**EXERCISE GOAL**. Reply with one number: how many lines contain the word "Landesregierung".

**DATA EXTRACT**.
━━━━━━━━━━━━━━━━━━━━━━━━━━━━━━
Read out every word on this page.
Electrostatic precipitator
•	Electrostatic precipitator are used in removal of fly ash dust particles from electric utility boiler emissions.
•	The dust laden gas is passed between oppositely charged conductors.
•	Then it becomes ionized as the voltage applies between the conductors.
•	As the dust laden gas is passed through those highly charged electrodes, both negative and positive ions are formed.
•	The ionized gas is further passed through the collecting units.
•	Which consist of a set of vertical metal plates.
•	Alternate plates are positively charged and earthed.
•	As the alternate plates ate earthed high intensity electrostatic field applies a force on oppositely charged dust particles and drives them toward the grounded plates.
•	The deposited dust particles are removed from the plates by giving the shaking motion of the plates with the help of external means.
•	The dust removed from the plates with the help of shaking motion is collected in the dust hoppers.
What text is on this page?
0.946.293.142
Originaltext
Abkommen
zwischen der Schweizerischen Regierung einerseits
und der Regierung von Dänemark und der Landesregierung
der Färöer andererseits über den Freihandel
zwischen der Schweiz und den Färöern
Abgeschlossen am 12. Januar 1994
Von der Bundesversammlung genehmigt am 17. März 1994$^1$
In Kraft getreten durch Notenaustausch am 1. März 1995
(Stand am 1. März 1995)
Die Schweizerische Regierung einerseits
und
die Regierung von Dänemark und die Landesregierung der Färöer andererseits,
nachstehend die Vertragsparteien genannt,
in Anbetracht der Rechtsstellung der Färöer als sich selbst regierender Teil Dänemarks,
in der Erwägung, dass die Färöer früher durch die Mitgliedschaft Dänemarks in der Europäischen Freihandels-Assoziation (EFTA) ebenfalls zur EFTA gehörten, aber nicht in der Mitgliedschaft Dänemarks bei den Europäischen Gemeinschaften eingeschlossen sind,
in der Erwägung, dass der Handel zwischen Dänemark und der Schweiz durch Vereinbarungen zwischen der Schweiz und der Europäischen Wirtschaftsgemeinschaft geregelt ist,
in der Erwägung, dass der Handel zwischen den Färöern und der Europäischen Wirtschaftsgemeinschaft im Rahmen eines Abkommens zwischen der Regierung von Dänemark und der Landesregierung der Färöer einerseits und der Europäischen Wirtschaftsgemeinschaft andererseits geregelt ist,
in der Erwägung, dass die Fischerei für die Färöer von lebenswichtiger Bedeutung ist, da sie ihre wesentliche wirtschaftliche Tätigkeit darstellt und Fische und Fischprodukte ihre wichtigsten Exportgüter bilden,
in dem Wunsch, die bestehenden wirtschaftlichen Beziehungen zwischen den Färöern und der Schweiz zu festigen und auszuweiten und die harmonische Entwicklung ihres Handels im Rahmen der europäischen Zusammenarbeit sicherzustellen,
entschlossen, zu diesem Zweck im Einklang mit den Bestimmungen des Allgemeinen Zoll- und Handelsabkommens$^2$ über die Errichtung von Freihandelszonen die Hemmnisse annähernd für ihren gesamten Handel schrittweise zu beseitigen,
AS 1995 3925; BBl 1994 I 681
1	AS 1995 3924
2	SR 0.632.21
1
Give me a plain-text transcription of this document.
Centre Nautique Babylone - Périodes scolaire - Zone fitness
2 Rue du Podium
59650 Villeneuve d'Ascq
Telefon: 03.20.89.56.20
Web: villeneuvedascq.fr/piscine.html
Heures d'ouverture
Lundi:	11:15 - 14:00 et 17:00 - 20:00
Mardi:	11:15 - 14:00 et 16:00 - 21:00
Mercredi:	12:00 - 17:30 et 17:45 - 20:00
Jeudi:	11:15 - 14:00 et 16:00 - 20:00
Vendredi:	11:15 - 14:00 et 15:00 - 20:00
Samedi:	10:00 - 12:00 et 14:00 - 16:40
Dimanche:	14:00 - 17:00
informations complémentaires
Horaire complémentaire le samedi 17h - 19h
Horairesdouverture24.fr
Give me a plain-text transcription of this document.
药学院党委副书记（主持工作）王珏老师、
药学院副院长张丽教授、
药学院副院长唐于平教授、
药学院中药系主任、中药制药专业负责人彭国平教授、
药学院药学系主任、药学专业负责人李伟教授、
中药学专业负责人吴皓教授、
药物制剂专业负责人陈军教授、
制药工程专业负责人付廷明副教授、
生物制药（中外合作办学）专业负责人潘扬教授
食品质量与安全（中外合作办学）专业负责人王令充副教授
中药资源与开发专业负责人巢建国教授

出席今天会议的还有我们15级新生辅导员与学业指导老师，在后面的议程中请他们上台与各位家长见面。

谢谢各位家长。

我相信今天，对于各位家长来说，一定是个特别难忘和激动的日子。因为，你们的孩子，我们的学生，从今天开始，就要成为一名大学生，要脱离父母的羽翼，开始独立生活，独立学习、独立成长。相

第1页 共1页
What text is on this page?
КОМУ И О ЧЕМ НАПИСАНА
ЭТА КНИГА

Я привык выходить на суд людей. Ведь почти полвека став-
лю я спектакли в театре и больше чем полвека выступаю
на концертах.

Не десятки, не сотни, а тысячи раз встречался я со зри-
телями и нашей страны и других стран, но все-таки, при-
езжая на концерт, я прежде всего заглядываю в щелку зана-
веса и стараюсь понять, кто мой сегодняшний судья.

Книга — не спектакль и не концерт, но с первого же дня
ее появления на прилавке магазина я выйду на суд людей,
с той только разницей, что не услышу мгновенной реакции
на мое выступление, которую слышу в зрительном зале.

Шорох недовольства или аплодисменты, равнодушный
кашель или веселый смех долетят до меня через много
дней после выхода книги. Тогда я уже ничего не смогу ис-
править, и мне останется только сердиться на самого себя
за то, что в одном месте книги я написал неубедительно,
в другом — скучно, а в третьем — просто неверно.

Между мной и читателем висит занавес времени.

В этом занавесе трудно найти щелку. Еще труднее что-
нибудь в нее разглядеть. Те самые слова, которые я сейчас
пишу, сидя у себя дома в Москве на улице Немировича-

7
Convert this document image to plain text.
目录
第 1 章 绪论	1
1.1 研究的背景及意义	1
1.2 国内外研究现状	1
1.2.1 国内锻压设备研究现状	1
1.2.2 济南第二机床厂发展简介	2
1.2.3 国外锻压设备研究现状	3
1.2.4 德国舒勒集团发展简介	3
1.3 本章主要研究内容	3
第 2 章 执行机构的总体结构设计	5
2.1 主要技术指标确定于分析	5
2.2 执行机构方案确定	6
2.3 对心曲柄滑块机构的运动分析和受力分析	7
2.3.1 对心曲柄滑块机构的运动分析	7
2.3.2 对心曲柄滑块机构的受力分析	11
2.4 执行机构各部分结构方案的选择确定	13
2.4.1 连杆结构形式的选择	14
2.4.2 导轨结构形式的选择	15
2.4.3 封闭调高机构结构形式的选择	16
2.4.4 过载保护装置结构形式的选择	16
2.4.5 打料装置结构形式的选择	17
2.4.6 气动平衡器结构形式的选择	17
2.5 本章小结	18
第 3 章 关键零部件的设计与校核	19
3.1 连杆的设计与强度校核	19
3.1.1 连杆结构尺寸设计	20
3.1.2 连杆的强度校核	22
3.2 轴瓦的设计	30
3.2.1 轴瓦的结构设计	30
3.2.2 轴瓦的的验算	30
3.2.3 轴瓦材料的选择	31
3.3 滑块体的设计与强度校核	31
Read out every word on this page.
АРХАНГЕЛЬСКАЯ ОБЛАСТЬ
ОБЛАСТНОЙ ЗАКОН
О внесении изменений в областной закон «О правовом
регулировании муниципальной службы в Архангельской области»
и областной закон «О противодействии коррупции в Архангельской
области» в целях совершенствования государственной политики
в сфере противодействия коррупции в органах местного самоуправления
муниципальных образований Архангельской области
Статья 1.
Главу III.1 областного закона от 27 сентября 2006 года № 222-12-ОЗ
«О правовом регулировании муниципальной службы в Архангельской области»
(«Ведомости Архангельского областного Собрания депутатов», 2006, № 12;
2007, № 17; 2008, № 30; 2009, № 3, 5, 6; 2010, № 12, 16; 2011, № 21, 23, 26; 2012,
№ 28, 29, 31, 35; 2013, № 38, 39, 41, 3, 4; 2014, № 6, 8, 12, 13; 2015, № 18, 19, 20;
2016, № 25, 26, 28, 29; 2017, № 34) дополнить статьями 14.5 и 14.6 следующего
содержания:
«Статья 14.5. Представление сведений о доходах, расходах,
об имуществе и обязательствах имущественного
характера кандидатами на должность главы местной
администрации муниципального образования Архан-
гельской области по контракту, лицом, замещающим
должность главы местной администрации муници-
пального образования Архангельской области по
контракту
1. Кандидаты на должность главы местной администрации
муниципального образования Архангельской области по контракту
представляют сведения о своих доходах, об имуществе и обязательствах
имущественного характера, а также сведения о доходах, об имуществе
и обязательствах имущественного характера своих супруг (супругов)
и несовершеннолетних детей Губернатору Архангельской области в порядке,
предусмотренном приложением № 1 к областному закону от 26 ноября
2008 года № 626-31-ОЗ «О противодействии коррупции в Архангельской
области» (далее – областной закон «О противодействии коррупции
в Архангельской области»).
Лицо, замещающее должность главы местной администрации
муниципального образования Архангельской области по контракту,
━━━━━━━━━━━━━━━━━━━━━━━━━━━━━━
**SOLUTION TO THIS PROBLEM**. 3